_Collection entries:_
----------------

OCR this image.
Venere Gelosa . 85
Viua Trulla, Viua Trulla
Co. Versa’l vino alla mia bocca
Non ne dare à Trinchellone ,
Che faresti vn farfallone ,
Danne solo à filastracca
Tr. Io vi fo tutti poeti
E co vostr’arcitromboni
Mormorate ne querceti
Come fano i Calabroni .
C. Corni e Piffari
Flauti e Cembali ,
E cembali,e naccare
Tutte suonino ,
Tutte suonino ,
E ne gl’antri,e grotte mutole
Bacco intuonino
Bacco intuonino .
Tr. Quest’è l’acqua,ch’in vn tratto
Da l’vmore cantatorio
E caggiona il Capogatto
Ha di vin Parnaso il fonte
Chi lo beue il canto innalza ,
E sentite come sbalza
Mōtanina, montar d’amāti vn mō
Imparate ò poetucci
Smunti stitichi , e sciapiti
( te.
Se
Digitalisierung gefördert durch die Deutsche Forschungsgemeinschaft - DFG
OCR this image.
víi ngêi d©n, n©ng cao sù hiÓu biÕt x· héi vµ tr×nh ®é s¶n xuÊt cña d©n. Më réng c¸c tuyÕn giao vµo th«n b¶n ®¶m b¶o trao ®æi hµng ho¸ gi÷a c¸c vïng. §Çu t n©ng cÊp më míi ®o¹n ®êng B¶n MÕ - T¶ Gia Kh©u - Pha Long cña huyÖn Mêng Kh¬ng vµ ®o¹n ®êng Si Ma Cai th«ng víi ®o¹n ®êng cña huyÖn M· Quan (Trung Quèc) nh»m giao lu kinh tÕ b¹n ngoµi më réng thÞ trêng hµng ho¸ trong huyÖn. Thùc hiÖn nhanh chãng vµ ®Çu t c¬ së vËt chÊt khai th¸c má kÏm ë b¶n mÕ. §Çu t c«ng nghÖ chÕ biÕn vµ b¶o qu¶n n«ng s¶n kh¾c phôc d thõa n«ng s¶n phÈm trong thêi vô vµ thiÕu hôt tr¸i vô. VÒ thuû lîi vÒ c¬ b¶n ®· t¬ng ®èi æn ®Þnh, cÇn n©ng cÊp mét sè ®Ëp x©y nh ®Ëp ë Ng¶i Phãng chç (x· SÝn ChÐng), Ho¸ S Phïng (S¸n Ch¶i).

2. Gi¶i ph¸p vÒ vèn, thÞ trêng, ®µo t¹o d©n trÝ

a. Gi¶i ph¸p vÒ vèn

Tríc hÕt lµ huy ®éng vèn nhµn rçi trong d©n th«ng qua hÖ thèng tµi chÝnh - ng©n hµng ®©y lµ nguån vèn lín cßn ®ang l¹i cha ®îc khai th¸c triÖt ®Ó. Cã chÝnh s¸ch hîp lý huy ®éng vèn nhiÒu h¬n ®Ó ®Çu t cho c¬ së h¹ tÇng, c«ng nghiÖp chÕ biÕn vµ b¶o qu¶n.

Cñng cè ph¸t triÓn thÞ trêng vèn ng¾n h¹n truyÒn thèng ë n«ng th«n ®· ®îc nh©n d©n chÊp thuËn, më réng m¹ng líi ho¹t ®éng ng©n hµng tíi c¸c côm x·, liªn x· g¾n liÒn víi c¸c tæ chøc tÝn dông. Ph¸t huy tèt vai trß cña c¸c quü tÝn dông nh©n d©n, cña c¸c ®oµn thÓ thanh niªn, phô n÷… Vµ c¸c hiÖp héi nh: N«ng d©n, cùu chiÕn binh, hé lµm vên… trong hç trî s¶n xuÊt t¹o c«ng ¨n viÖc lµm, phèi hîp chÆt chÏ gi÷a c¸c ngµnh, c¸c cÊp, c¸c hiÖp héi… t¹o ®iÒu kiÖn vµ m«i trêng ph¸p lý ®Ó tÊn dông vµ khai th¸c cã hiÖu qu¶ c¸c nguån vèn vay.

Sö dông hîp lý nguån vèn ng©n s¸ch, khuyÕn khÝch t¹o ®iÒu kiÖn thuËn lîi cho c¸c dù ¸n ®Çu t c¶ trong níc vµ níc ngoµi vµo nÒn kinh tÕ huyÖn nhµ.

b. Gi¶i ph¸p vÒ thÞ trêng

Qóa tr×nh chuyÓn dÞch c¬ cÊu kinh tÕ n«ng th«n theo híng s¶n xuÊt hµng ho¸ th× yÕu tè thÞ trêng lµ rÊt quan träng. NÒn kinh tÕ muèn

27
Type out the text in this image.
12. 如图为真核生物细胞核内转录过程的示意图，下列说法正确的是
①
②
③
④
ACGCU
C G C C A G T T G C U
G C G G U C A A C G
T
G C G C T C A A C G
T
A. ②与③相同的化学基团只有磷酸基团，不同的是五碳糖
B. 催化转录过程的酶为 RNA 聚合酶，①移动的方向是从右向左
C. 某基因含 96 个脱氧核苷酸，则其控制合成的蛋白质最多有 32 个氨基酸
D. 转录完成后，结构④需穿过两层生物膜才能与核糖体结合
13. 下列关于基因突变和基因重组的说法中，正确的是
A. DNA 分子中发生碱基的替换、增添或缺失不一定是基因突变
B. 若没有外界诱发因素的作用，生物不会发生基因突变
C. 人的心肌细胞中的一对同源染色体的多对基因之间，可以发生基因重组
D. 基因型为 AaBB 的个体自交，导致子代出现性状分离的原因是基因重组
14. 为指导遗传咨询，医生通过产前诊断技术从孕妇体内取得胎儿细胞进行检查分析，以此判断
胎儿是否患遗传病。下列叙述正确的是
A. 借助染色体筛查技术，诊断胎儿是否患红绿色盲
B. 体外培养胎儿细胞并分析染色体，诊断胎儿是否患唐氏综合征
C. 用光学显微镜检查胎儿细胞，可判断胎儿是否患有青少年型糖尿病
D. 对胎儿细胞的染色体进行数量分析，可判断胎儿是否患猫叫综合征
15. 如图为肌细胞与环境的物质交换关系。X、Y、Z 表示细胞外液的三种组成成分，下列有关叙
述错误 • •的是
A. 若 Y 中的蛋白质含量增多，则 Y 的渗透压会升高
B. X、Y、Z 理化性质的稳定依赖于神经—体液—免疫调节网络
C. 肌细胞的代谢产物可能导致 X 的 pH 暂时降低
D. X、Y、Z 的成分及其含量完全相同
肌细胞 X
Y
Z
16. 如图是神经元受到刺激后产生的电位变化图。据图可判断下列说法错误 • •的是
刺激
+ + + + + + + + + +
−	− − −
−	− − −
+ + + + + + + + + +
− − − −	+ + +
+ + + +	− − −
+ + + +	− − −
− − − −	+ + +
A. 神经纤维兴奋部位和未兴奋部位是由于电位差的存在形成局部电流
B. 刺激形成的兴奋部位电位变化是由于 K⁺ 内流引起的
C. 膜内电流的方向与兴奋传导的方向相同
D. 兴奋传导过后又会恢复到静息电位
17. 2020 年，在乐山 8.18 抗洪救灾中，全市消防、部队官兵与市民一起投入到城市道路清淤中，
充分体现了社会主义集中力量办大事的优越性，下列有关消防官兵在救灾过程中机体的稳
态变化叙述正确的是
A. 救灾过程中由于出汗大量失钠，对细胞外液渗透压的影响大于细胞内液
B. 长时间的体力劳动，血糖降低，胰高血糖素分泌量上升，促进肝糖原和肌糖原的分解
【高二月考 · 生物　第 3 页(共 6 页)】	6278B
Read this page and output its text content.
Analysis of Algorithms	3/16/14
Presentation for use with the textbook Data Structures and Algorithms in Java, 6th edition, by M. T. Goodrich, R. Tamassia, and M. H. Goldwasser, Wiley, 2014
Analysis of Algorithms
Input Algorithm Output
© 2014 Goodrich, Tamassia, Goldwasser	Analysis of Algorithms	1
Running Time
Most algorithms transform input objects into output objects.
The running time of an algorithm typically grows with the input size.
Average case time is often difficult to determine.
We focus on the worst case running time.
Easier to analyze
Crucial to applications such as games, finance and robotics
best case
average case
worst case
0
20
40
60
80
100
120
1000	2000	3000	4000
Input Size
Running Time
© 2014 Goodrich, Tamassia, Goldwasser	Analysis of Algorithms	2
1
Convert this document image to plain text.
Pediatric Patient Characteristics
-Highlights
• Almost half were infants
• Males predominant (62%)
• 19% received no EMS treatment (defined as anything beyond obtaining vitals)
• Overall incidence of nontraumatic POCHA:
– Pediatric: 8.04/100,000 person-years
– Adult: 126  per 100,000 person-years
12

----------------

_Problem to solve:_
Give again only the lines starting at the one that contains "Convert this document image to plain text." and running to the end of the data.

_Expected output:_
Convert this document image to plain text.
Pediatric Patient Characteristics
-Highlights
• Almost half were infants
• Males predominant (62%)
• 19% received no EMS treatment (defined as anything beyond obtaining vitals)
• Overall incidence of nontraumatic POCHA:
– Pediatric: 8.04/100,000 person-years
– Adult: 126  per 100,000 person-years
12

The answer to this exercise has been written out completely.